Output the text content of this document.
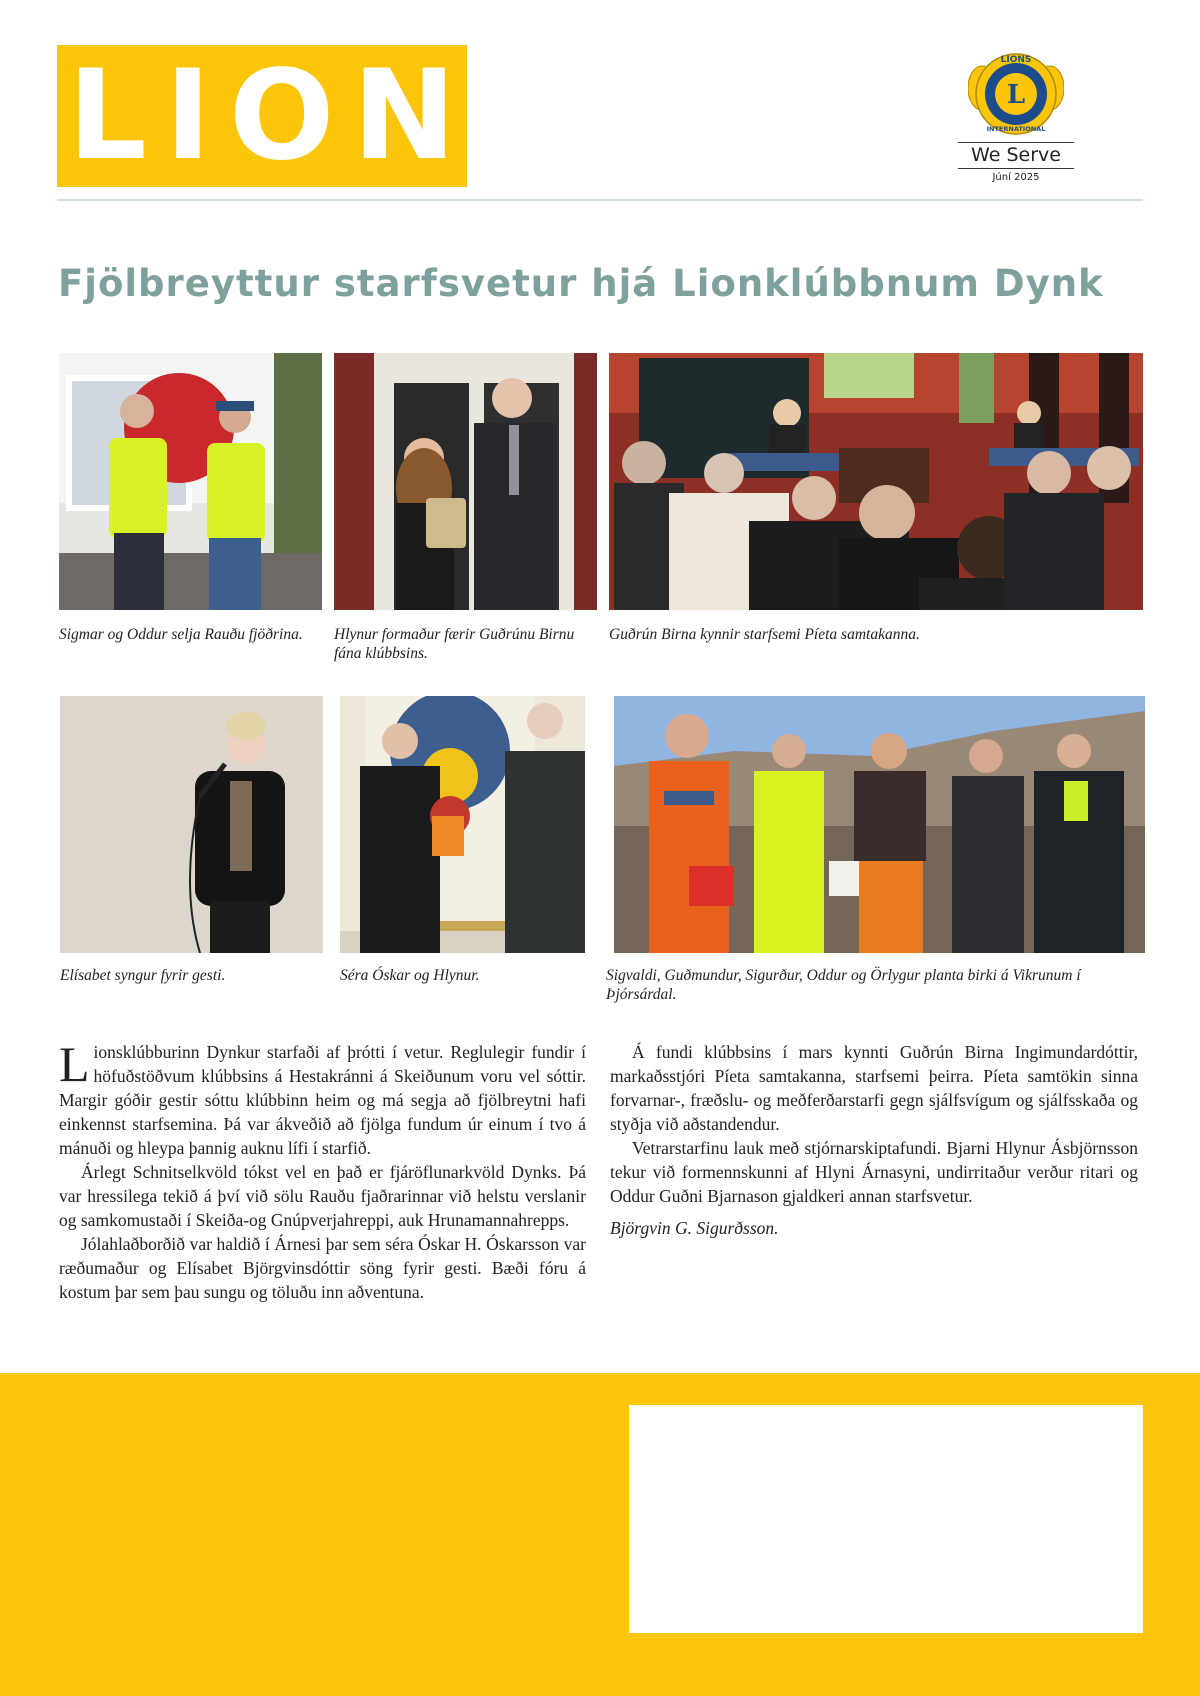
LION	LIONS
INTERNATIONAL
L
We Serve
Júní 2025
Fjölbreyttur starfsvetur hjá Lionklúbbnum Dynk

Sigmar og Oddur selja Rauðu fjöðrina.	Hlynur formaður færir Guðrúnu Birnu fána klúbbsins.

Guðrún Birna kynnir starfsemi Píeta samtakanna.

Elísabet syngur fyrir gesti.	Séra Óskar og Hlynur.	Sigvaldi, Guðmundur, Sigurður, Oddur og Örlygur planta birki á Vikrunum í Þjórsárdal.

Lionsklúbburinn Dynkur starfaði af þrótti í vetur. Reglulegir fundir í höfuðstöðvum klúbbsins á Hestakránni á Skeiðunum voru vel sóttir. Margir góðir gestir sóttu klúbbinn heim og má segja að fjölbreytni hafi einkennst starfsemina. Þá var ákveðið að fjölga fundum úr einum í tvo á mánuði og hleypa þannig auknu lífi í starfið.

Árlegt Schnitselkvöld tókst vel en það er fjáröflunarkvöld Dynks. Þá var hressilega tekið á því við sölu Rauðu fjaðrarinnar við helstu verslanir og samkomustaði í Skeiða-og Gnúpverjahreppi, auk Hrunamannahrepps.

Jólahlaðborðið var haldið í Árnesi þar sem séra Óskar H. Óskarsson var ræðumaður og Elísabet Björgvinsdóttir söng fyrir gesti. Bæði fóru á kostum þar sem þau sungu og töluðu inn aðventuna.

Á fundi klúbbsins í mars kynnti Guðrún Birna Ingimundardóttir, markaðsstjóri Píeta samtakanna, starfsemi þeirra. Píeta samtökin sinna forvarnar-, fræðslu- og meðferðarstarfi gegn sjálfsvígum og sjálfsskaða og styðja við aðstandendur.

Vetrarstarfinu lauk með stjórnarskiptafundi. Bjarni Hlynur Ásbjörnsson tekur við formennskunni af Hlyni Árnasyni, undirritaður verður ritari og Oddur Guðni Bjarnason gjaldkeri annan starfsvetur.

Björgvin G. Sigurðsson.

■ **Objective**
Every line that holds the word "Birna" counts once; state the total number of such lines and nothing else.

■ **Answer to this problem**
2